== Texto do documento ==

Na Abóbada já não há, contudo, a presença de grandes monumentos funerários de traça circular, mas monumentos mais tardios de planta retangular. Isso, explicou Samuel Melro, foi corroborado pelo ritual funerário dos ossos cremados e da cronologia ponta de lança.

No entanto, devido à destruição do sítio, não se consegue saber se os túmulos definidos em pedra eram ou não contemporâneos dos covachos, ou se, por exemplo, os diferentes tipos de estruturas funerárias traduziam uma diferença social entre os indivíduos aí enterrados.

No âmbito do Projeto Estela, os arqueólogos consideram que é fundamental continuar os trabalhos, nomeadamente em «contextos de habitat». Por isso, pretendem investigar de seguida os povoados do Casal Ventoso, e sobretudo da Portela da Arca, associado à necrópole dos Mouriços, tudo no concelho de Almodôvar. Tudo para, segundo Samuel Melro, «procurar obter a imagem mais próxima da vivência e do percurso destes povos», no «território da escrita do Sudoeste».

 

Almodôvar aposta no património para promover o desenvolvimento

Apresentação dos resultados das escavações na necrópole da Abóbada

«O património é um elemento fundamental da estratégia de desenvolvimento do concelho de Almodôvar» assegurou António Sebastião, presidente da Câmara local, no sábado, na sessão de apresentação dos resultados de dois anos de escavações arqueológicas na necrópole da Idade do Ferro da Abóbada.

É que, acrescentou o autarca, o património pode «atrair visitantes, criar empregos». E isso já está a acontecer neste município do Baixo Alentejo. Daí o apoio pioneiro da Câmara Municipal de Almodôvar ao Projeto Estela desde 2008 e às escavações arqueológicas nas Mesas do Castelinho que decorrem há mais de 20 anos.

Face mais visível desta aposta da autarquia no património é o Museu da Escrita do Sudoeste (MESA), que, segundo garantiu António Sebastião, já está a ter «um impacto positivo». «A Câmara de Almodôvar tem todo o interesse na valorização do seu património, no investimento que valoriza o nosso concelho e cria condições para a sua sustentabilidade futura», disse ainda.

===
== Linhas de dados ==

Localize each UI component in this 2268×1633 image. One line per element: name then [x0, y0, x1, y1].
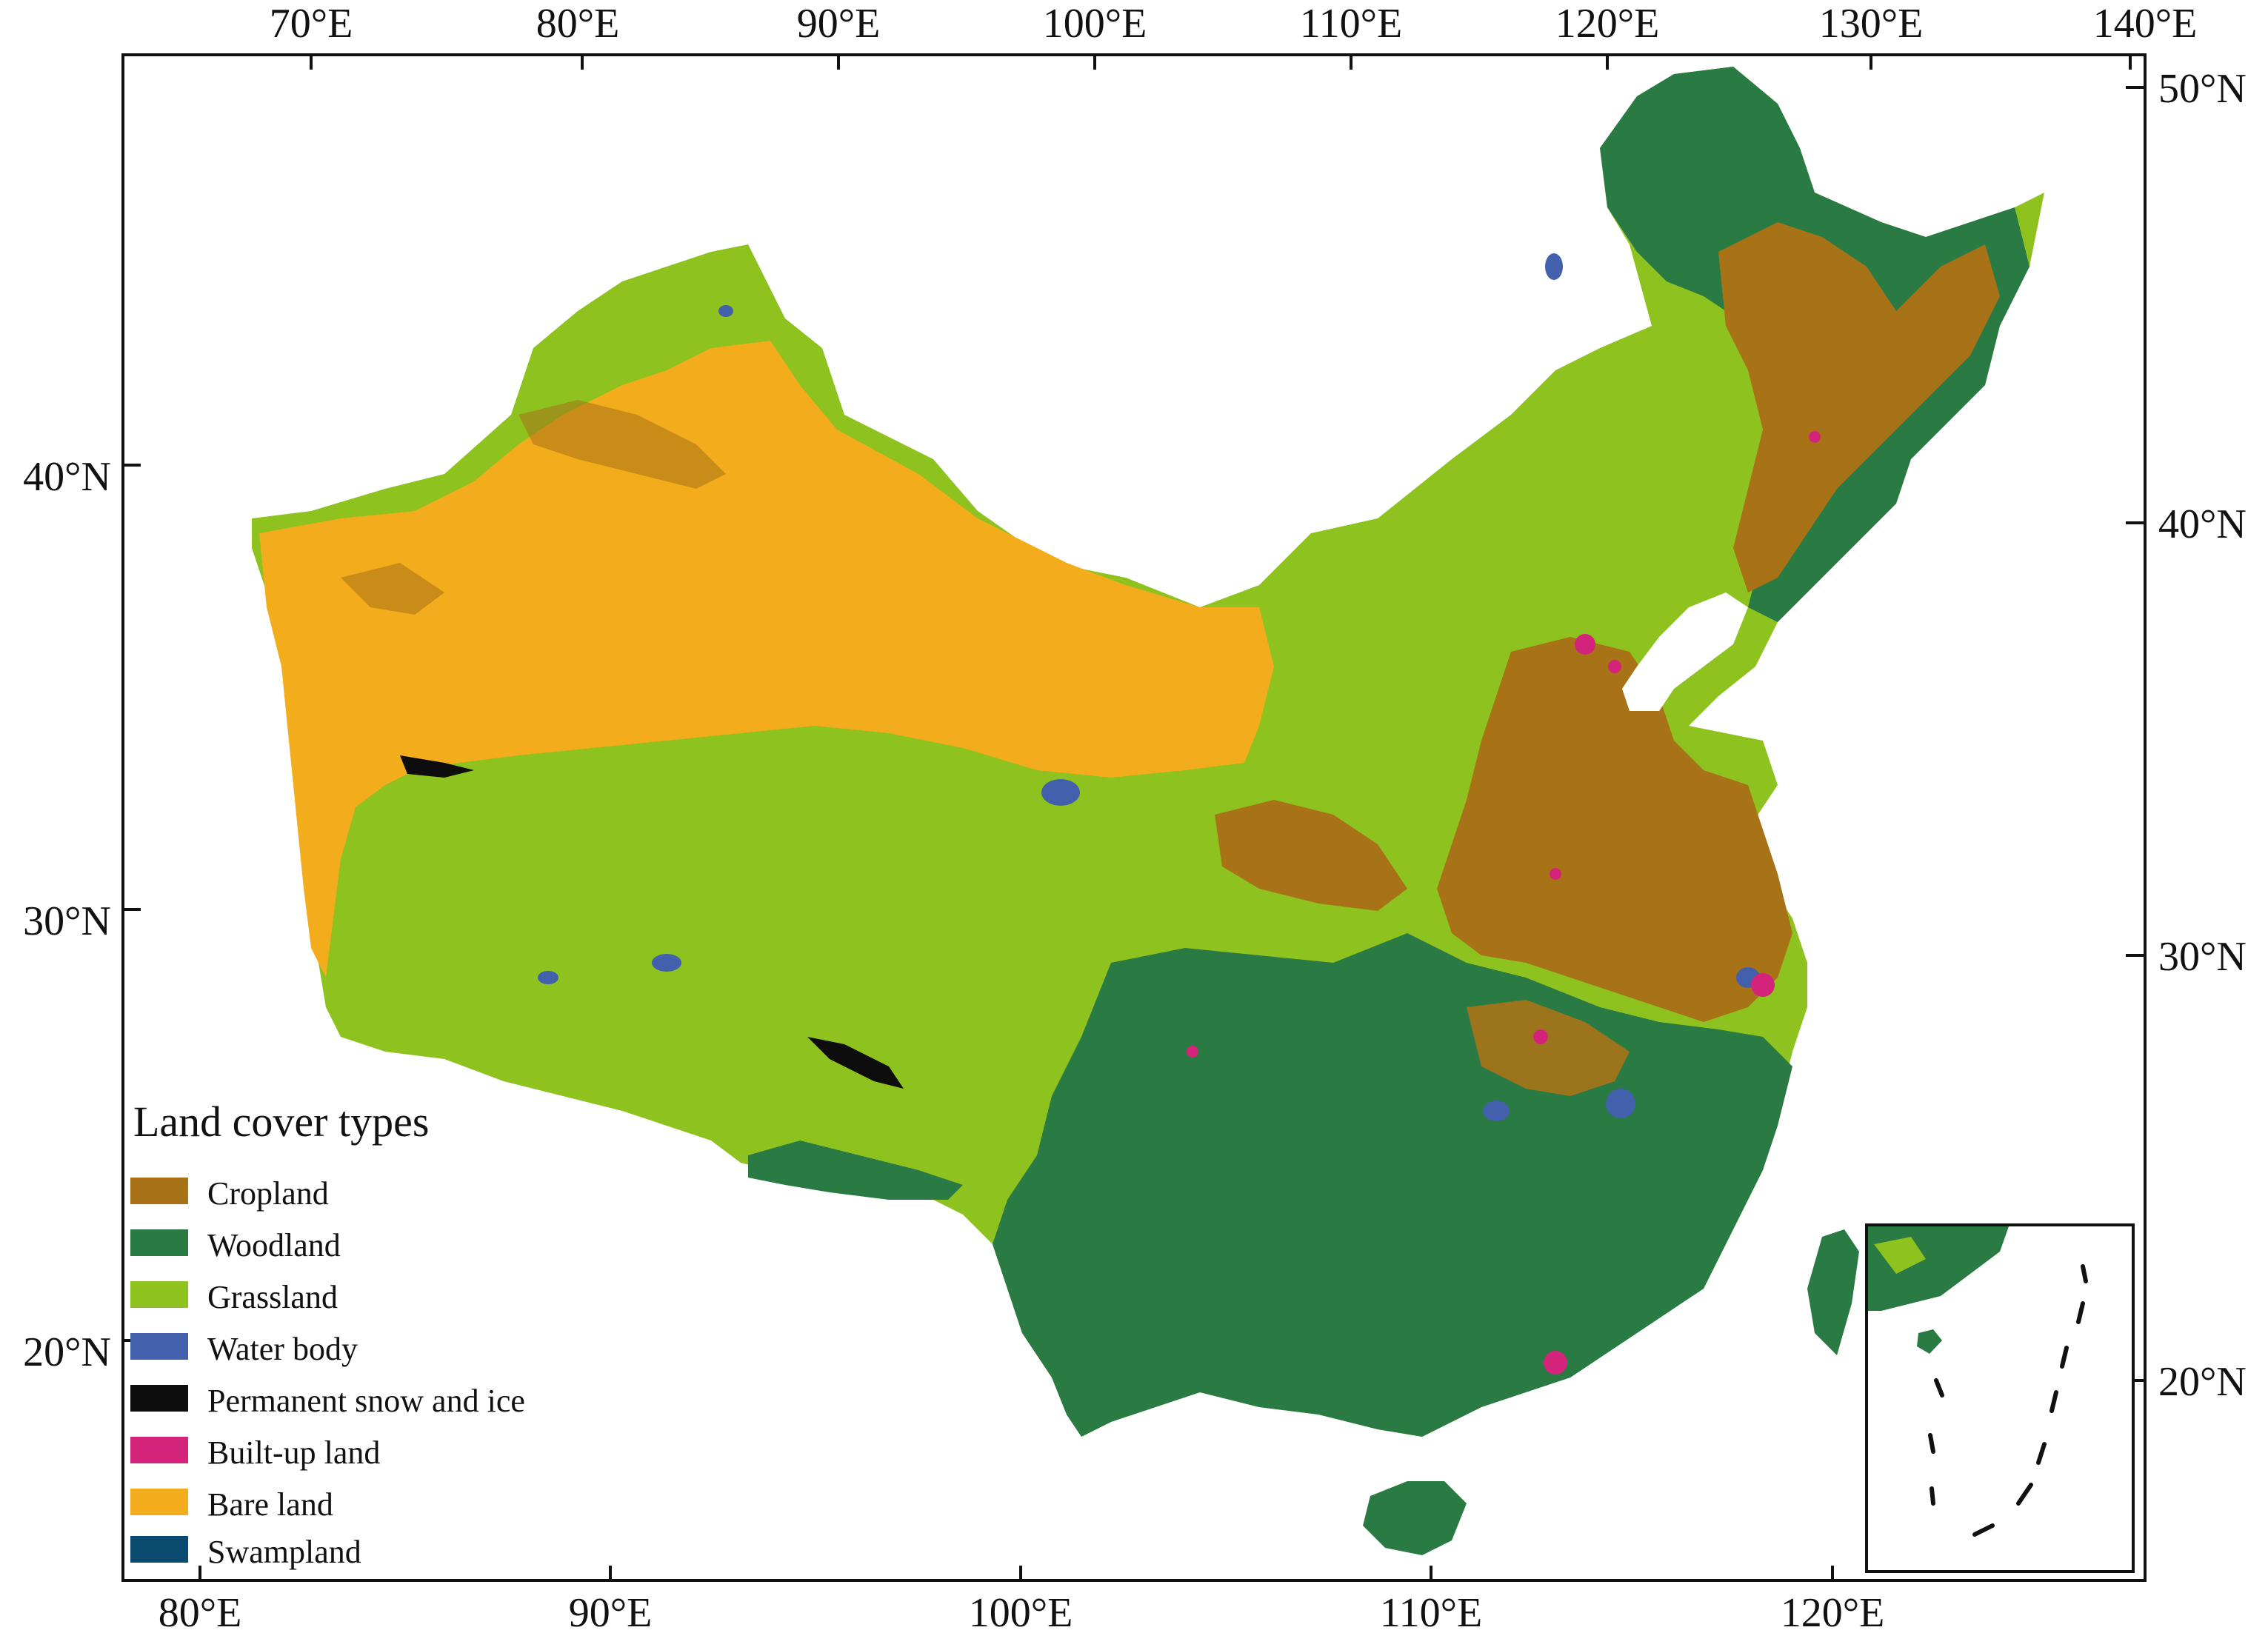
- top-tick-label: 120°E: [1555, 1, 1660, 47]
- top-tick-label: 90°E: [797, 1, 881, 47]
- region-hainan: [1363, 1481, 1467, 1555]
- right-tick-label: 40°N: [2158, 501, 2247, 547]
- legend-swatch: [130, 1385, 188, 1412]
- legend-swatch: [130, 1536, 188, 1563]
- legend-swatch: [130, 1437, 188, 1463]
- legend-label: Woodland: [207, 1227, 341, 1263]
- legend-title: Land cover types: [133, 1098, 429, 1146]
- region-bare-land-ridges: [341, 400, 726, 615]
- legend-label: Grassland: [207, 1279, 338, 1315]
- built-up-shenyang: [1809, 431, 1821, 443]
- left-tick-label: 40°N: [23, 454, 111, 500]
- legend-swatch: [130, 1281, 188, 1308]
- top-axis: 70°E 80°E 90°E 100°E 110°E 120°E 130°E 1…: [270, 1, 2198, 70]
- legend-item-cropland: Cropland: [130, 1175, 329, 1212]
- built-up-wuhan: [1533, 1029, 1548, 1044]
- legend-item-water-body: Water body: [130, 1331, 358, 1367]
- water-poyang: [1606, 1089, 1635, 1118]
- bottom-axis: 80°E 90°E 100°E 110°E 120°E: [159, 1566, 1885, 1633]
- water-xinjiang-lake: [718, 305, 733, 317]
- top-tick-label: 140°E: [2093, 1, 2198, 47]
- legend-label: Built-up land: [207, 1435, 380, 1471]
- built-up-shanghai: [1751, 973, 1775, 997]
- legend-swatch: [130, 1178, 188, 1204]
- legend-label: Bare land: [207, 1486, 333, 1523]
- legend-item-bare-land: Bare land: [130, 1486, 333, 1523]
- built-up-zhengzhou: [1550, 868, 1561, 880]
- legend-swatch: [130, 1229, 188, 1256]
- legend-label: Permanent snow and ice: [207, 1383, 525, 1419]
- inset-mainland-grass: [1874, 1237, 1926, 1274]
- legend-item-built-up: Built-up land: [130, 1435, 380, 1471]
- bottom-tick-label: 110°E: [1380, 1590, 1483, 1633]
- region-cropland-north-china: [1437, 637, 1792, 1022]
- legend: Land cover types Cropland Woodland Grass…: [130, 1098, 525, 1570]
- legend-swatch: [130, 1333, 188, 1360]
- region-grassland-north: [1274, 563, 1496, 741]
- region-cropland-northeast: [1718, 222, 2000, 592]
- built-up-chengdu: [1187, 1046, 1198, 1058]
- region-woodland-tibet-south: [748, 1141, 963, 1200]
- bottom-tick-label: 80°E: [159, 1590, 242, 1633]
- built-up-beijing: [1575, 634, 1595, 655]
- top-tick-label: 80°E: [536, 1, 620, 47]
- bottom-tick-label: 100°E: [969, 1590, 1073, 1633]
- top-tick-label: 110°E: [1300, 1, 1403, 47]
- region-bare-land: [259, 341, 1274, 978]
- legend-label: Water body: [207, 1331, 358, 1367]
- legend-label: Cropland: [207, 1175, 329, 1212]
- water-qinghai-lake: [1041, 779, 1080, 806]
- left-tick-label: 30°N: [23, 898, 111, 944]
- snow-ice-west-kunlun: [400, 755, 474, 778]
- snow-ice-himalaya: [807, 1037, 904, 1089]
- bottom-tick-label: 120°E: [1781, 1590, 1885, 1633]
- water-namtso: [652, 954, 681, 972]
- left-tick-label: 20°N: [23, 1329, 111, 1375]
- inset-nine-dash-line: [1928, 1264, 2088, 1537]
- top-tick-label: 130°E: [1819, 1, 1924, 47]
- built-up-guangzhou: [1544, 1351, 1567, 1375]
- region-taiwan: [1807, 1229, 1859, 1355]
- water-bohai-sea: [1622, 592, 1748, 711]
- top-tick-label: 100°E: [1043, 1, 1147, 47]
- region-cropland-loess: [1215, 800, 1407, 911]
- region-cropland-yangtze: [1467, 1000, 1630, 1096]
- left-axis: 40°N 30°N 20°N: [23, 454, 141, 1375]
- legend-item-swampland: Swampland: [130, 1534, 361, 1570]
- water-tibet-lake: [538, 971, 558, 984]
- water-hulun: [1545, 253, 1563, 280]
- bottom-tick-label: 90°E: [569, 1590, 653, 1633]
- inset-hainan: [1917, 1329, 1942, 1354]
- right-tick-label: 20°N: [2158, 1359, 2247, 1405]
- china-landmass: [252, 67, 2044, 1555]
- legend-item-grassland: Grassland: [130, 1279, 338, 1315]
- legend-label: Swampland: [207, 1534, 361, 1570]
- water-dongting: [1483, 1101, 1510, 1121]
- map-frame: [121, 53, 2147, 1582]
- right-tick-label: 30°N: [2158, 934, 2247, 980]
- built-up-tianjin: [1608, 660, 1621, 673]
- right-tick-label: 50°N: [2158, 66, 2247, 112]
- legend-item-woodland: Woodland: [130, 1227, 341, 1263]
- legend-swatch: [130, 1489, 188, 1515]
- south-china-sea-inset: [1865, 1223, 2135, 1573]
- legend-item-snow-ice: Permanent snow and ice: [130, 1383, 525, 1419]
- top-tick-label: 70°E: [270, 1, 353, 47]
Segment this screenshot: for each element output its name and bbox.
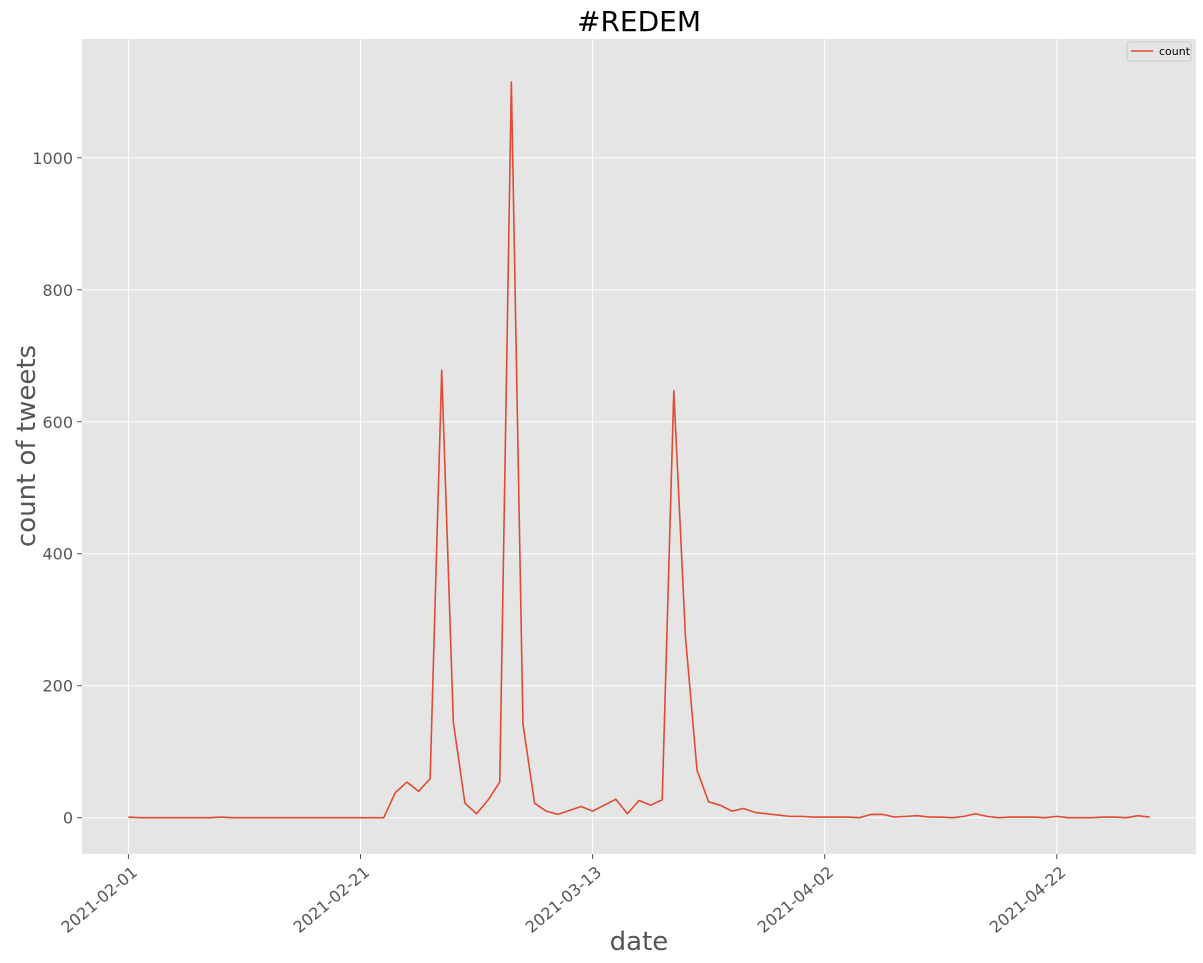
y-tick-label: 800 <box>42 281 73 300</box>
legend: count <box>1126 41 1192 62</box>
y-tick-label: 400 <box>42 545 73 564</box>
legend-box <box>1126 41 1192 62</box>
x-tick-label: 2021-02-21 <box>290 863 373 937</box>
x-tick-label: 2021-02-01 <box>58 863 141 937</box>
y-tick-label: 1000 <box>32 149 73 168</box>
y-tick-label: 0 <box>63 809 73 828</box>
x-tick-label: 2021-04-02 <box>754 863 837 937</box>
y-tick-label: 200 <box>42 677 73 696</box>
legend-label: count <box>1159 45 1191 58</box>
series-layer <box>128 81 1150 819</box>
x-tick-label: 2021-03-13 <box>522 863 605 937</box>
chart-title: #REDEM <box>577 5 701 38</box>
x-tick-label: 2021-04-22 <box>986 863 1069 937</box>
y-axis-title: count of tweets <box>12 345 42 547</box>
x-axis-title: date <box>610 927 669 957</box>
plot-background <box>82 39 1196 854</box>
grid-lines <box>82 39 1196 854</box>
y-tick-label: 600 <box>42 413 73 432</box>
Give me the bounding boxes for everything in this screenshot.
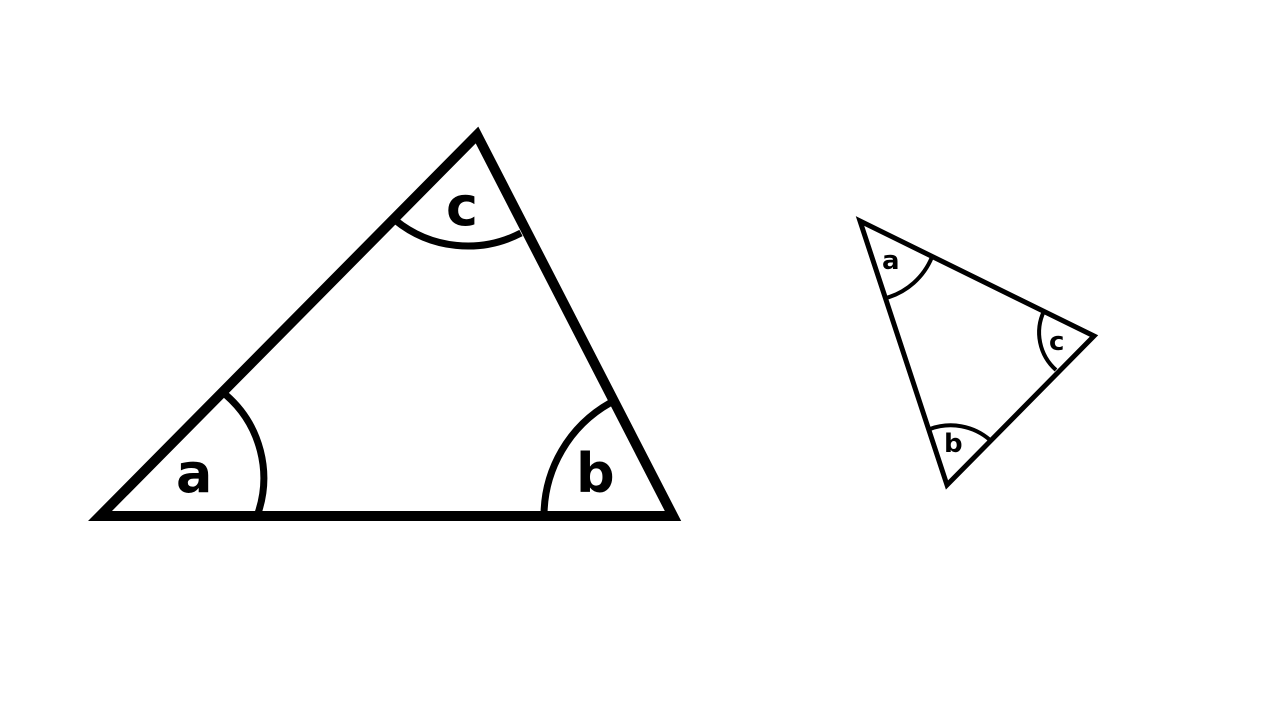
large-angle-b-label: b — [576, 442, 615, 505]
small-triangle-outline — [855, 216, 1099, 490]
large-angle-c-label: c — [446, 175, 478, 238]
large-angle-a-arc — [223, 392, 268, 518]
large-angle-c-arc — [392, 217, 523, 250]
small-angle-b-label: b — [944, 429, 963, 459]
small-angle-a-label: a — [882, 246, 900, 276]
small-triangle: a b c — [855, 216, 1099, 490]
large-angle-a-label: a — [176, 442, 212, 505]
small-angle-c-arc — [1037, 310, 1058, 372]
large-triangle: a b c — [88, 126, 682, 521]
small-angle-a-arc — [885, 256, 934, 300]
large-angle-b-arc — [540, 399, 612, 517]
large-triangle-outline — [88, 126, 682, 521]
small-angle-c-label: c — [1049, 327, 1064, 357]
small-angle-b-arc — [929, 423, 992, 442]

===

■ **Tarefas a realizar**:
1 - Repita, no texto sobre a necrópole da Abóbada, o trecho que vai de "Na Abóbada já" até "ponta de lança.", incluindo este último.
2 - Liste todas as necrópoles e todos os povoados designados pelo nome no texto sobre a necrópole da Abóbada.
3 - Retome o texto sobre a necrópole da Abóbada a partir do ponto em que ele termina.
Os dados não têm qualquer relação com o texto sobre a necrópole da Abóbada.

■ **Resultados**:
1 -
Na Abóbada já não há, contudo, a presença de grandes monumentos funerários de traça circular, mas monumentos mais tardios de planta retangular. Isso, explicou Samuel Melro, foi corroborado pelo ritual funerário dos ossos cremados e da cronologia ponta de lança.

2 -
Necrópole da Abóbada
Povoado do Casal Ventoso
Povoado da Portela da Arca
Necrópole dos Mouriços

3 -
Além do MESA, onde está patente a exposição «Vida e Morte na Idade do Ferro» (desde este fim de semana enriquecida com duas peças novas – a ponta de lança da necrópole da Abóbada e a estela epigrafada do Monte Gordo), do apoio ao Projeto Estela, a Câmara almodovarense lançou na sexta-feira o «Guia de Almodôvar – Território da Antiga Escrita do Sudoeste».

E já estão também em curso as obras de adaptação do antigo Convento de S. Francisco a Centro Multiusos, também com funções culturais, ao mesmo tempo que se prevê a musealização do sítio arqueológico e criação do centro de interpretativo das Mesas do Castelinho.

Uma aposta clara nas vantagens que o Património pode trazer a este concelho do Baixo Alentejo. No atual contexto de crise e contenção orçamental, o presidente da Câmara António Sebastião fez questão de salientar, em declarações ao Sul Informação, que quer transformar Almodôvar num «oásis» do Sul de Portugal.

O Projeto Estela tem como entidades associadas as Câmaras de Almodôvar e de Loulé, o MESA (Museu da Escrita do Sudoeste Almodôvar) e a Faculdade de Letras da Universidade de Lisboa. Os arqueólogos responsáveis são Samuel Melro e Pedro Barros, contando com Amílcar Guerra e Carlos Fabião como consultores científicos. Susana Estrela e Artur Rocha são arqueólogos colaboradores, David Gonçalves é o antropólogo físico. Rui Cortes e Rui Santana (Câmara de Almodôvar) e ainda Isabel Luzia e Alexandra Pires (Câmara de Loulé) são também consultores.

 

A história atribulada da descoberta da «Estela do Guerreiro» 

Vista geral da necrópole da Abóbada

A estela foi encontrada em 1972, por Joaquim Miguel, um trabalhador agrícola que estava a lavrar uma área da Herdada de Abóbada. Esteve primeiro exposta numa taberna, o Retiro dos Caçadores, na vizinha vila de Ourique.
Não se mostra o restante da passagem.